Repeat every line of the listing below exactly, minus the pictures.

— BEGIN Data provided —

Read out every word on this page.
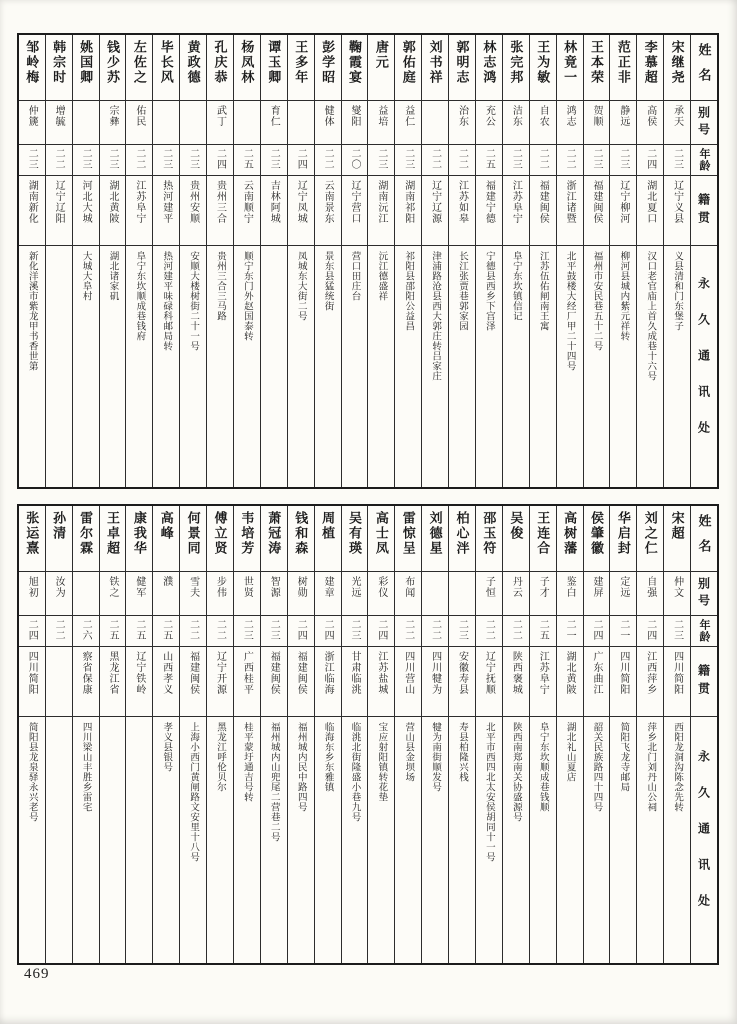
姓名
别号
年龄
籍贯
永久通讯处
宋继尧
承天
二三
辽宁义县
义县清和门东堡子
李慕超
高侯
二四
湖北夏口
汉口老官庙上首久成巷十六号
范正非
静远
二三
辽宁柳河
柳河县城内紫元祥转
王本荣
贺顺
二三
福建闽侯
福州市安民巷五十二号
林竟一
鸿志
二二
浙江诸暨
北平鼓楼大经厂甲二十四号
王为敏
自农
二二
福建闽侯
江苏伍佑闸南王寓
张完邦
洁东
二三
江苏阜宁
阜宁东坎镇信记
林志鸿
充公
二五
福建宁德
宁德县西乡下宫泽
郭明志
治东
二二
江苏如皋
长江张贾巷郭家园
刘书祥
二二
辽宁辽源
津浦路沧县西大郭庄转吕家庄
郭佑庭
益仁
二三
湖南祁阳
祁阳县邵阳公益昌
唐元
益培
二三
湖南沅江
沅江德盛祥
鞠霞宴
燮阳
二〇
辽宁营口
营口田庄台
彭学昭
健体
二二
云南景东
景东县猛统街
王多年
二四
辽宁凤城
凤城东大街二号
谭玉卿
育仁
二三
吉林阿城
杨凤林
二五
云南顺宁
顺宁东门外赵国泰转
孔庆恭
武丁
二四
贵州三合
贵州三合三马路
黄政德
二三
贵州安顺
安顺大楼树街二十一号
毕长风
二三
热河建平
热河建平味碌科邮局转
左佐之
佑民
二二
江苏阜宁
阜宁东坎顺成巷钱府
钱少苏
宗彝
二三
湖北黄陂
湖北诸家矶
姚国卿
二三
河北大城
大城大阜村
韩宗时
增毓
二二
辽宁辽阳
邹岭梅
仲篪
二三
湖南新化
新化洋溪市紫龙甲书香世第
姓名
别号
年龄
籍贯
永久通讯处
宋超
仲文
二三
四川简阳
西阳龙洞沟陈念先转
刘之仁
自强
二四
江西萍乡
萍乡北门刘丹山公祠
华启封
定远
二一
四川简阳
简阳飞龙寺邮局
侯肇徽
建屏
二四
广东曲江
韶关民族路四十四号
高树藩
鉴白
二一
湖北黄陂
湖北礼山夏店
王连合
子才
二五
江苏阜宁
阜宁东坎顺成巷钱顺
吴俊
丹云
二二
陕西褒城
陕西南郑南关协盛源号
邵玉符
子恒
二二
辽宁抚顺
北平市西四北太安侯胡同十一号
柏心泮
二三
安徽寿县
寿县柏隆兴栈
刘德星
二二
四川犍为
犍为南街顺发号
雷惊呈
布闻
二二
四川营山
营山县金坝场
高士凤
彩仪
二四
江苏盐城
宝应射阳镇转花垫
吴有瑛
光远
二三
甘肃临洮
临洮北街隆盛小巷九号
周植
建章
二四
浙江临海
临海东乡东雅镇
钱和森
树勋
二四
福建闽侯
福州城内民中路四号
萧冠涛
智源
二三
福建闽侯
福州城内山兜尾二营巷二号
韦培芳
世贤
二三
广西桂平
桂平蒙圩通吉号转
傅立贤
步伟
二二
辽宁开源
黑龙江呼伦贝尔
何景同
雪夫
二二
福建闽侯
上海小西门黄闸路文安里十八号
高峰
濮
二五
山西孝义
孝义县银号
康我华
健军
二五
辽宁铁岭
王卓超
铁之
二五
黑龙江省
雷尔霖
二六
察省保康
四川梁山丰胜乡雷宅
孙清
汝为
二二
张运熹
旭初
二四
四川简阳
简阳县龙泉驿永兴老号
469
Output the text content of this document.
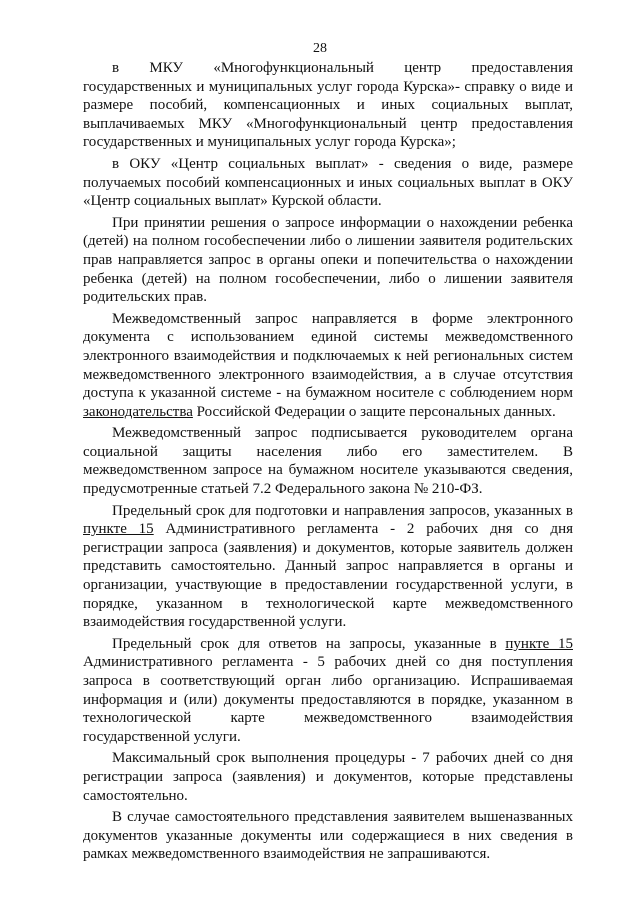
28

в МКУ «Многофункциональный центр предоставления государственных и муниципальных услуг города Курска»- справку о виде и размере пособий, компенсационных и иных социальных выплат, выплачиваемых МКУ «Многофункциональный центр предоставления государственных и муниципальных услуг города Курска»;

в ОКУ «Центр социальных выплат» - сведения о виде, размере получаемых пособий компенсационных и иных социальных выплат в ОКУ «Центр социальных выплат» Курской области.

При принятии решения о запросе информации о нахождении ребенка (детей) на полном гособеспечении либо о лишении заявителя родительских прав направляется запрос в органы опеки и попечительства о нахождении ребенка (детей) на полном гособеспечении, либо о лишении заявителя родительских прав.

Межведомственный запрос направляется в форме электронного документа с использованием единой системы межведомственного электронного взаимодействия и подключаемых к ней региональных систем межведомственного электронного взаимодействия, а в случае отсутствия доступа к указанной системе - на бумажном носителе с соблюдением норм законодательства Российской Федерации о защите персональных данных.

Межведомственный запрос подписывается руководителем органа социальной защиты населения либо его заместителем. В межведомственном запросе на бумажном носителе указываются сведения, предусмотренные статьей 7.2 Федерального закона № 210-ФЗ.

Предельный срок для подготовки и направления запросов, указанных в пункте 15 Административного регламента - 2 рабочих дня со дня регистрации запроса (заявления) и документов, которые заявитель должен представить самостоятельно. Данный запрос направляется в органы и организации, участвующие в предоставлении государственной услуги, в порядке, указанном в технологической карте межведомственного взаимодействия государственной услуги.

Предельный срок для ответов на запросы, указанные в пункте 15 Административного регламента - 5 рабочих дней со дня поступления запроса в соответствующий орган либо организацию. Испрашиваемая информация и (или) документы предоставляются в порядке, указанном в технологической карте межведомственного взаимодействия государственной услуги.

Максимальный срок выполнения процедуры - 7 рабочих дней со дня регистрации запроса (заявления) и документов, которые представлены самостоятельно.

В случае самостоятельного представления заявителем вышеназванных документов указанные документы или содержащиеся в них сведения в рамках межведомственного взаимодействия не запрашиваются.
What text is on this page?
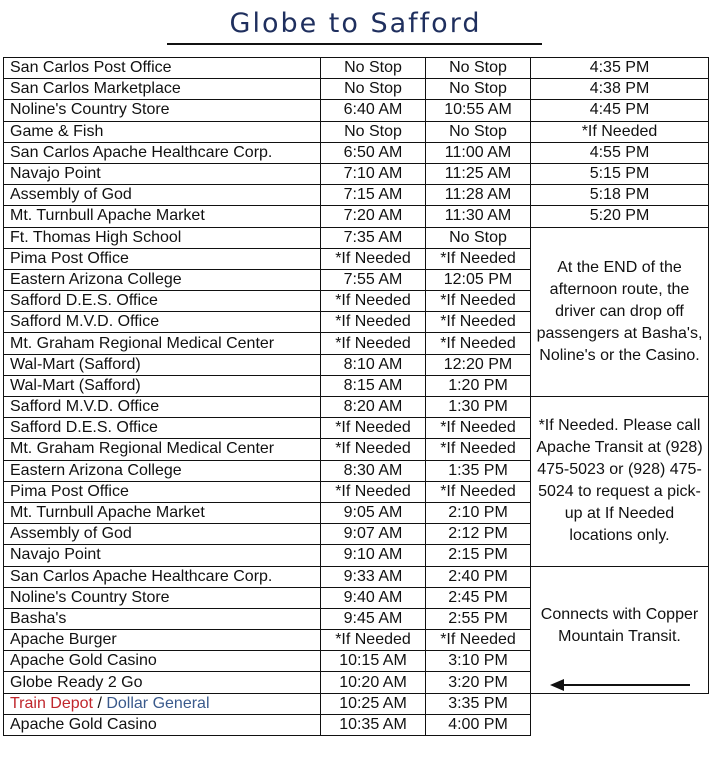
Globe to Safford
San Carlos Post Office	No Stop	No Stop	4:35 PM
San Carlos Marketplace	No Stop	No Stop	4:38 PM
Noline's Country Store	6:40 AM	10:55 AM	4:45 PM
Game & Fish	No Stop	No Stop	*If Needed
San Carlos Apache Healthcare Corp.	6:50 AM	11:00 AM	4:55 PM
Navajo Point	7:10 AM	11:25 AM	5:15 PM
Assembly of God	7:15 AM	11:28 AM	5:18 PM
Mt. Turnbull Apache Market	7:20 AM	11:30 AM	5:20 PM
Ft. Thomas High School	7:35 AM	No Stop	At the END of the afternoon route, the driver can drop off passengers at Basha's, Noline's or the Casino.

Pima Post Office	*If Needed	*If Needed	
Eastern Arizona College	7:55 AM	12:05 PM	
Safford D.E.S. Office	*If Needed	*If Needed	
Safford M.V.D. Office	*If Needed	*If Needed	
Mt. Graham Regional Medical Center	*If Needed	*If Needed	
Wal-Mart (Safford)	8:10 AM	12:20 PM	
Wal-Mart (Safford)	8:15 AM	1:20 PM	
Safford M.V.D. Office	8:20 AM	1:30 PM	*If Needed. Please call Apache Transit at (928) 475-5023 or (928) 475-5024 to request a pick-up at If Needed locations only.

Safford D.E.S. Office	*If Needed	*If Needed	
Mt. Graham Regional Medical Center	*If Needed	*If Needed	
Eastern Arizona College	8:30 AM	1:35 PM	
Pima Post Office	*If Needed	*If Needed	
Mt. Turnbull Apache Market	9:05 AM	2:10 PM	
Assembly of God	9:07 AM	2:12 PM	
Navajo Point	9:10 AM	2:15 PM	
San Carlos Apache Healthcare Corp.	9:33 AM	2:40 PM	Connects with Copper Mountain Transit.

Noline's Country Store	9:40 AM	2:45 PM	
Basha's	9:45 AM	2:55 PM	
Apache Burger	*If Needed	*If Needed	
Apache Gold Casino	10:15 AM	3:10 PM	
Globe Ready 2 Go	10:20 AM	3:20 PM	
Train Depot / Dollar General	10:25 AM	3:35 PM	
Apache Gold Casino	10:35 AM	4:00 PM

— END Data provided —

◆ **Response to this task**:
Read out every word on this page.
姓名
别号
年龄
籍贯
永久通讯处
宋继尧
承天
二三
辽宁义县
义县清和门东堡子
李慕超
高侯
二四
湖北夏口
汉口老官庙上首久成巷十六号
范正非
静远
二三
辽宁柳河
柳河县城内紫元祥转
王本荣
贺顺
二三
福建闽侯
福州市安民巷五十二号
林竟一
鸿志
二二
浙江诸暨
北平鼓楼大经厂甲二十四号
王为敏
自农
二二
福建闽侯
江苏伍佑闸南王寓
张完邦
洁东
二三
江苏阜宁
阜宁东坎镇信记
林志鸿
充公
二五
福建宁德
宁德县西乡下宫泽
郭明志
治东
二二
江苏如皋
长江张贾巷郭家园
刘书祥
二二
辽宁辽源
津浦路沧县西大郭庄转吕家庄
郭佑庭
益仁
二三
湖南祁阳
祁阳县邵阳公益昌
唐元
益培
二三
湖南沅江
沅江德盛祥
鞠霞宴
燮阳
二〇
辽宁营口
营口田庄台
彭学昭
健体
二二
云南景东
景东县猛统街
王多年
二四
辽宁凤城
凤城东大街二号
谭玉卿
育仁
二三
吉林阿城
杨凤林
二五
云南顺宁
顺宁东门外赵国泰转
孔庆恭
武丁
二四
贵州三合
贵州三合三马路
黄政德
二三
贵州安顺
安顺大楼树街二十一号
毕长风
二三
热河建平
热河建平味碌科邮局转
左佐之
佑民
二二
江苏阜宁
阜宁东坎顺成巷钱府
钱少苏
宗彝
二三
湖北黄陂
湖北诸家矶
姚国卿
二三
河北大城
大城大阜村
韩宗时
增毓
二二
辽宁辽阳
邹岭梅
仲篪
二三
湖南新化
新化洋溪市紫龙甲书香世第
姓名
别号
年龄
籍贯
永久通讯处
宋超
仲文
二三
四川简阳
西阳龙洞沟陈念先转
刘之仁
自强
二四
江西萍乡
萍乡北门刘丹山公祠
华启封
定远
二一
四川简阳
简阳飞龙寺邮局
侯肇徽
建屏
二四
广东曲江
韶关民族路四十四号
高树藩
鉴白
二一
湖北黄陂
湖北礼山夏店
王连合
子才
二五
江苏阜宁
阜宁东坎顺成巷钱顺
吴俊
丹云
二二
陕西褒城
陕西南郑南关协盛源号
邵玉符
子恒
二二
辽宁抚顺
北平市西四北太安侯胡同十一号
柏心泮
二三
安徽寿县
寿县柏隆兴栈
刘德星
二二
四川犍为
犍为南街顺发号
雷惊呈
布闻
二二
四川营山
营山县金坝场
高士凤
彩仪
二四
江苏盐城
宝应射阳镇转花垫
吴有瑛
光远
二三
甘肃临洮
临洮北街隆盛小巷九号
周植
建章
二四
浙江临海
临海东乡东雅镇
钱和森
树勋
二四
福建闽侯
福州城内民中路四号
萧冠涛
智源
二三
福建闽侯
福州城内山兜尾二营巷二号
韦培芳
世贤
二三
广西桂平
桂平蒙圩通吉号转
傅立贤
步伟
二二
辽宁开源
黑龙江呼伦贝尔
何景同
雪夫
二二
福建闽侯
上海小西门黄闸路文安里十八号
高峰
濮
二五
山西孝义
孝义县银号
康我华
健军
二五
辽宁铁岭
王卓超
铁之
二五
黑龙江省
雷尔霖
二六
察省保康
四川梁山丰胜乡雷宅
孙清
汝为
二二
张运熹
旭初
二四
四川简阳
简阳县龙泉驿永兴老号
469
Output the text content of this document.
28

в МКУ «Многофункциональный центр предоставления государственных и муниципальных услуг города Курска»- справку о виде и размере пособий, компенсационных и иных социальных выплат, выплачиваемых МКУ «Многофункциональный центр предоставления государственных и муниципальных услуг города Курска»;

в ОКУ «Центр социальных выплат» - сведения о виде, размере получаемых пособий компенсационных и иных социальных выплат в ОКУ «Центр социальных выплат» Курской области.

При принятии решения о запросе информации о нахождении ребенка (детей) на полном гособеспечении либо о лишении заявителя родительских прав направляется запрос в органы опеки и попечительства о нахождении ребенка (детей) на полном гособеспечении, либо о лишении заявителя родительских прав.

Межведомственный запрос направляется в форме электронного документа с использованием единой системы межведомственного электронного взаимодействия и подключаемых к ней региональных систем межведомственного электронного взаимодействия, а в случае отсутствия доступа к указанной системе - на бумажном носителе с соблюдением норм законодательства Российской Федерации о защите персональных данных.

Межведомственный запрос подписывается руководителем органа социальной защиты населения либо его заместителем. В межведомственном запросе на бумажном носителе указываются сведения, предусмотренные статьей 7.2 Федерального закона № 210-ФЗ.

Предельный срок для подготовки и направления запросов, указанных в пункте 15 Административного регламента - 2 рабочих дня со дня регистрации запроса (заявления) и документов, которые заявитель должен представить самостоятельно. Данный запрос направляется в органы и организации, участвующие в предоставлении государственной услуги, в порядке, указанном в технологической карте межведомственного взаимодействия государственной услуги.

Предельный срок для ответов на запросы, указанные в пункте 15 Административного регламента - 5 рабочих дней со дня поступления запроса в соответствующий орган либо организацию. Испрашиваемая информация и (или) документы предоставляются в порядке, указанном в технологической карте межведомственного взаимодействия государственной услуги.

Максимальный срок выполнения процедуры - 7 рабочих дней со дня регистрации запроса (заявления) и документов, которые представлены самостоятельно.

В случае самостоятельного представления заявителем вышеназванных документов указанные документы или содержащиеся в них сведения в рамках межведомственного взаимодействия не запрашиваются.
What text is on this page?
Globe to Safford
San Carlos Post Office	No Stop	No Stop	4:35 PM
San Carlos Marketplace	No Stop	No Stop	4:38 PM
Noline's Country Store	6:40 AM	10:55 AM	4:45 PM
Game & Fish	No Stop	No Stop	*If Needed
San Carlos Apache Healthcare Corp.	6:50 AM	11:00 AM	4:55 PM
Navajo Point	7:10 AM	11:25 AM	5:15 PM
Assembly of God	7:15 AM	11:28 AM	5:18 PM
Mt. Turnbull Apache Market	7:20 AM	11:30 AM	5:20 PM
Ft. Thomas High School	7:35 AM	No Stop	At the END of the afternoon route, the driver can drop off passengers at Basha's, Noline's or the Casino.

Pima Post Office	*If Needed	*If Needed	
Eastern Arizona College	7:55 AM	12:05 PM	
Safford D.E.S. Office	*If Needed	*If Needed	
Safford M.V.D. Office	*If Needed	*If Needed	
Mt. Graham Regional Medical Center	*If Needed	*If Needed	
Wal-Mart (Safford)	8:10 AM	12:20 PM	
Wal-Mart (Safford)	8:15 AM	1:20 PM	
Safford M.V.D. Office	8:20 AM	1:30 PM	*If Needed. Please call Apache Transit at (928) 475-5023 or (928) 475-5024 to request a pick-up at If Needed locations only.

Safford D.E.S. Office	*If Needed	*If Needed	
Mt. Graham Regional Medical Center	*If Needed	*If Needed	
Eastern Arizona College	8:30 AM	1:35 PM	
Pima Post Office	*If Needed	*If Needed	
Mt. Turnbull Apache Market	9:05 AM	2:10 PM	
Assembly of God	9:07 AM	2:12 PM	
Navajo Point	9:10 AM	2:15 PM	
San Carlos Apache Healthcare Corp.	9:33 AM	2:40 PM	Connects with Copper Mountain Transit.

Noline's Country Store	9:40 AM	2:45 PM	
Basha's	9:45 AM	2:55 PM	
Apache Burger	*If Needed	*If Needed	
Apache Gold Casino	10:15 AM	3:10 PM	
Globe Ready 2 Go	10:20 AM	3:20 PM	
Train Depot / Dollar General	10:25 AM	3:35 PM	
Apache Gold Casino	10:35 AM	4:00 PM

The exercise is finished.